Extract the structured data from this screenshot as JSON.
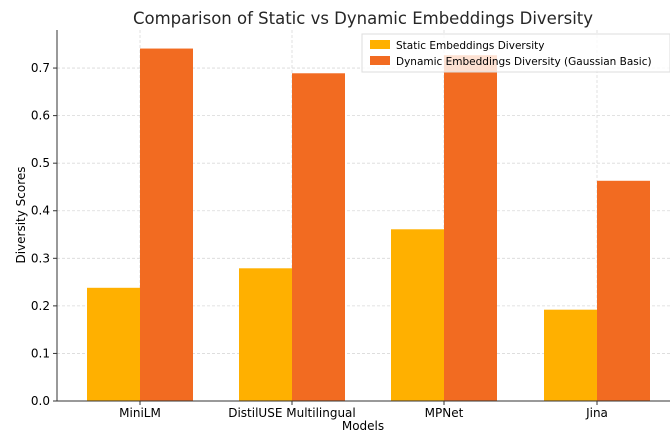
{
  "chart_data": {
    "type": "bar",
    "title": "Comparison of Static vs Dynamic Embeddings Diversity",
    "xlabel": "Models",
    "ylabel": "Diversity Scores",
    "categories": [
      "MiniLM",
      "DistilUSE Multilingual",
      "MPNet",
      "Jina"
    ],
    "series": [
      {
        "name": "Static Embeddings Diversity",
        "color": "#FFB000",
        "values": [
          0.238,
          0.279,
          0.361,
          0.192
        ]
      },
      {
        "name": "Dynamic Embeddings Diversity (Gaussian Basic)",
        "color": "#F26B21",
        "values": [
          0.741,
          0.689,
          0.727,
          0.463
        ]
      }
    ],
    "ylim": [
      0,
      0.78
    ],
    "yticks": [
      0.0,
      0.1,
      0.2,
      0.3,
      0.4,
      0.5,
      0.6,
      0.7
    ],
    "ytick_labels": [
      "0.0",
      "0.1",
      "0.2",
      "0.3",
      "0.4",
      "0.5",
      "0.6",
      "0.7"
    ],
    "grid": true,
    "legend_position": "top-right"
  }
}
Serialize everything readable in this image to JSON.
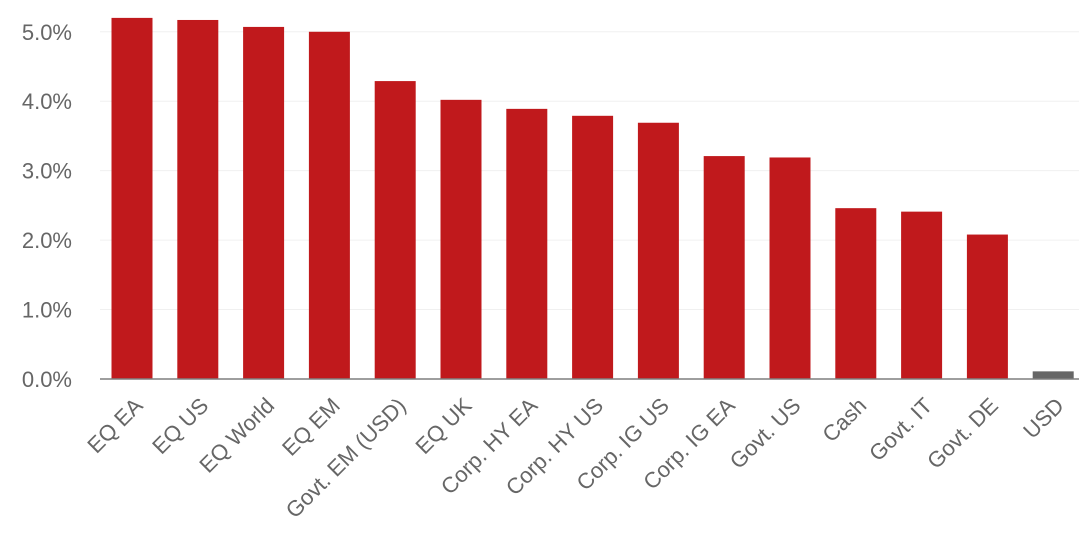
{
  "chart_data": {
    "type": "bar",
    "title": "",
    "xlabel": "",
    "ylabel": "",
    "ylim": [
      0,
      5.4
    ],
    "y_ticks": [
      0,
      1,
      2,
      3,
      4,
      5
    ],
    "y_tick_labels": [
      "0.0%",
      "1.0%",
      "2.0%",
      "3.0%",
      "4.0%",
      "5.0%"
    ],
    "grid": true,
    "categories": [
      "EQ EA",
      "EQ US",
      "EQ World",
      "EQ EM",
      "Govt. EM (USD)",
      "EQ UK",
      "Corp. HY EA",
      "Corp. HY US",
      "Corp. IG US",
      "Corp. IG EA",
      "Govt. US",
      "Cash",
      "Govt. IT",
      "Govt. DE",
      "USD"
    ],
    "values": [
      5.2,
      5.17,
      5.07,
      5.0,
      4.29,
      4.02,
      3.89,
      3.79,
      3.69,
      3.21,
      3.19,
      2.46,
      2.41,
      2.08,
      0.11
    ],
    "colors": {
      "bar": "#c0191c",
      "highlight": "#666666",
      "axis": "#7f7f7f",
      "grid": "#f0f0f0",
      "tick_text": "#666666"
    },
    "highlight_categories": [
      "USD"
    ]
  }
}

..............................

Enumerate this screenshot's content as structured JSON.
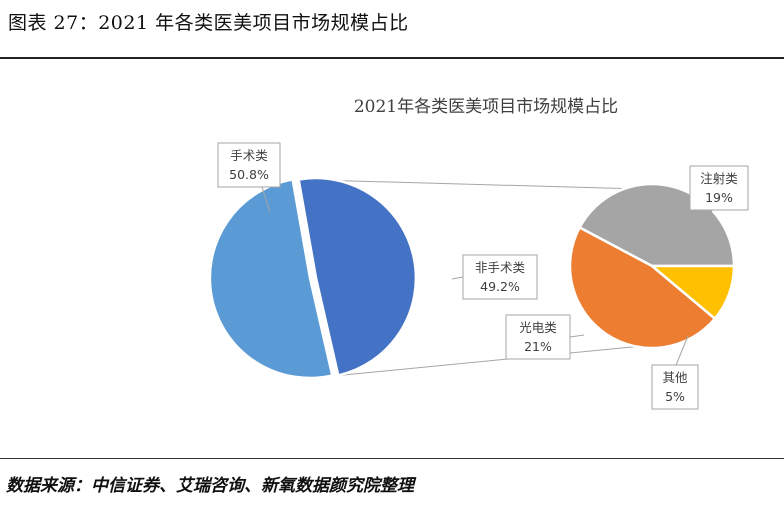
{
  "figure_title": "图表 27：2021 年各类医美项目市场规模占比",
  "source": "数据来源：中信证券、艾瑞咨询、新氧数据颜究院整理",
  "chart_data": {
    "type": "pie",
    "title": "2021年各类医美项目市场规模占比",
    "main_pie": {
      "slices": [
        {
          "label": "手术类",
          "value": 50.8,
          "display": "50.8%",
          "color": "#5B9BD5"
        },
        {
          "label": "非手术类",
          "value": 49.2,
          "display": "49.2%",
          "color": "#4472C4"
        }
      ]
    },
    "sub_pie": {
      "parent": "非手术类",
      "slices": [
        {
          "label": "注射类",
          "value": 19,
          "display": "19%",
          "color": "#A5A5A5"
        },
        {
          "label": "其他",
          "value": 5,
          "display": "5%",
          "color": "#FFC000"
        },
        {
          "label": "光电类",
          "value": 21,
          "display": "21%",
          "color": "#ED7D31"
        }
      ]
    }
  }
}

..............................

▶ **PROBLEM STATEMENT**
In the material above, find the lines that contain "Corp" and show them.

▶ **EXERCISE SOLUTION**
      "Corp. HY EA",
      "Corp. HY US",
      "Corp. IG US",
      "Corp. IG EA",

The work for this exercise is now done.